▸ Listed records:
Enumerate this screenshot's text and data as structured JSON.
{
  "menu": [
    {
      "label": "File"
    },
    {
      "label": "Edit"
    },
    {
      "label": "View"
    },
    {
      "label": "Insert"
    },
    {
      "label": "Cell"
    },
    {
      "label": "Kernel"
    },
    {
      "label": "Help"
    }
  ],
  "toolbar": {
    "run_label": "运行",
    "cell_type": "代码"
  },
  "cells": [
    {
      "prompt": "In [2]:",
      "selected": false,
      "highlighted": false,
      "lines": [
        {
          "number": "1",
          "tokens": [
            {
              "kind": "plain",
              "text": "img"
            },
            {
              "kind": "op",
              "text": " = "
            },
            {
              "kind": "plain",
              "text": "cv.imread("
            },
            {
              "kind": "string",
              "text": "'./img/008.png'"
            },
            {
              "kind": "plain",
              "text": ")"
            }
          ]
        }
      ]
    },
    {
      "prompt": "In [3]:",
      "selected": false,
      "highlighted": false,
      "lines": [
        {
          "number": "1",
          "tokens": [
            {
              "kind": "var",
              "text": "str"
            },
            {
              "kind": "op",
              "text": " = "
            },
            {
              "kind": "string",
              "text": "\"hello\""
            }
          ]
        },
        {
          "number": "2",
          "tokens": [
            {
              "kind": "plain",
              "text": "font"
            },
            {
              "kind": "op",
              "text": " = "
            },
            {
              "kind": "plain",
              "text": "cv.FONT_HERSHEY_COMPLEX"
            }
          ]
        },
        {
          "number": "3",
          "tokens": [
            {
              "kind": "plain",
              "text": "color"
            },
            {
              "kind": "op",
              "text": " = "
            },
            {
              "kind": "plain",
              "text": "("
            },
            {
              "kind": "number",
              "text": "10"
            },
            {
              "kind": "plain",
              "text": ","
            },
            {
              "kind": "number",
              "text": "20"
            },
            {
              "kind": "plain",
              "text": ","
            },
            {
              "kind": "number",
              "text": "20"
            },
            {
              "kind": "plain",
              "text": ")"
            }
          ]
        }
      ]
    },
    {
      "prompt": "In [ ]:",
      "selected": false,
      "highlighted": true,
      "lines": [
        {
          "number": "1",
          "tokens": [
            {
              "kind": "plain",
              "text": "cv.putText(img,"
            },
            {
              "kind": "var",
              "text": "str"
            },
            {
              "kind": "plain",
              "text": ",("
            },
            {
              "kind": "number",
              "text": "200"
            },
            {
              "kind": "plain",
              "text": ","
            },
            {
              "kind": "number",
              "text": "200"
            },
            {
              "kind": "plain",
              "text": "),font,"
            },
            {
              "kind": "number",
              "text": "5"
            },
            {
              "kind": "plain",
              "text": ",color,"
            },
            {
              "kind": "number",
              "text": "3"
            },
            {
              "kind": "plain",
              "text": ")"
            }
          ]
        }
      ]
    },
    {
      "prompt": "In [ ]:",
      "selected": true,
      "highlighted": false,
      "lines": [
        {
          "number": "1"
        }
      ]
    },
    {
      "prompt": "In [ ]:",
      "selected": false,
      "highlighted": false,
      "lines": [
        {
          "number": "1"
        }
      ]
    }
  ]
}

▸ Problem: Write out all the data again, exactly as it appears.

▸ Solution below:
Enumerate this screenshot's text and data as structured JSON.
{
  "menu": [
    {
      "label": "File"
    },
    {
      "label": "Edit"
    },
    {
      "label": "View"
    },
    {
      "label": "Insert"
    },
    {
      "label": "Cell"
    },
    {
      "label": "Kernel"
    },
    {
      "label": "Help"
    }
  ],
  "toolbar": {
    "run_label": "运行",
    "cell_type": "代码"
  },
  "cells": [
    {
      "prompt": "In [2]:",
      "selected": false,
      "highlighted": false,
      "lines": [
        {
          "number": "1",
          "tokens": [
            {
              "kind": "plain",
              "text": "img"
            },
            {
              "kind": "op",
              "text": " = "
            },
            {
              "kind": "plain",
              "text": "cv.imread("
            },
            {
              "kind": "string",
              "text": "'./img/008.png'"
            },
            {
              "kind": "plain",
              "text": ")"
            }
          ]
        }
      ]
    },
    {
      "prompt": "In [3]:",
      "selected": false,
      "highlighted": false,
      "lines": [
        {
          "number": "1",
          "tokens": [
            {
              "kind": "var",
              "text": "str"
            },
            {
              "kind": "op",
              "text": " = "
            },
            {
              "kind": "string",
              "text": "\"hello\""
            }
          ]
        },
        {
          "number": "2",
          "tokens": [
            {
              "kind": "plain",
              "text": "font"
            },
            {
              "kind": "op",
              "text": " = "
            },
            {
              "kind": "plain",
              "text": "cv.FONT_HERSHEY_COMPLEX"
            }
          ]
        },
        {
          "number": "3",
          "tokens": [
            {
              "kind": "plain",
              "text": "color"
            },
            {
              "kind": "op",
              "text": " = "
            },
            {
              "kind": "plain",
              "text": "("
            },
            {
              "kind": "number",
              "text": "10"
            },
            {
              "kind": "plain",
              "text": ","
            },
            {
              "kind": "number",
              "text": "20"
            },
            {
              "kind": "plain",
              "text": ","
            },
            {
              "kind": "number",
              "text": "20"
            },
            {
              "kind": "plain",
              "text": ")"
            }
          ]
        }
      ]
    },
    {
      "prompt": "In [ ]:",
      "selected": false,
      "highlighted": true,
      "lines": [
        {
          "number": "1",
          "tokens": [
            {
              "kind": "plain",
              "text": "cv.putText(img,"
            },
            {
              "kind": "var",
              "text": "str"
            },
            {
              "kind": "plain",
              "text": ",("
            },
            {
              "kind": "number",
              "text": "200"
            },
            {
              "kind": "plain",
              "text": ","
            },
            {
              "kind": "number",
              "text": "200"
            },
            {
              "kind": "plain",
              "text": "),font,"
            },
            {
              "kind": "number",
              "text": "5"
            },
            {
              "kind": "plain",
              "text": ",color,"
            },
            {
              "kind": "number",
              "text": "3"
            },
            {
              "kind": "plain",
              "text": ")"
            }
          ]
        }
      ]
    },
    {
      "prompt": "In [ ]:",
      "selected": true,
      "highlighted": false,
      "lines": [
        {
          "number": "1"
        }
      ]
    },
    {
      "prompt": "In [ ]:",
      "selected": false,
      "highlighted": false,
      "lines": [
        {
          "number": "1"
        }
      ]
    }
  ]
}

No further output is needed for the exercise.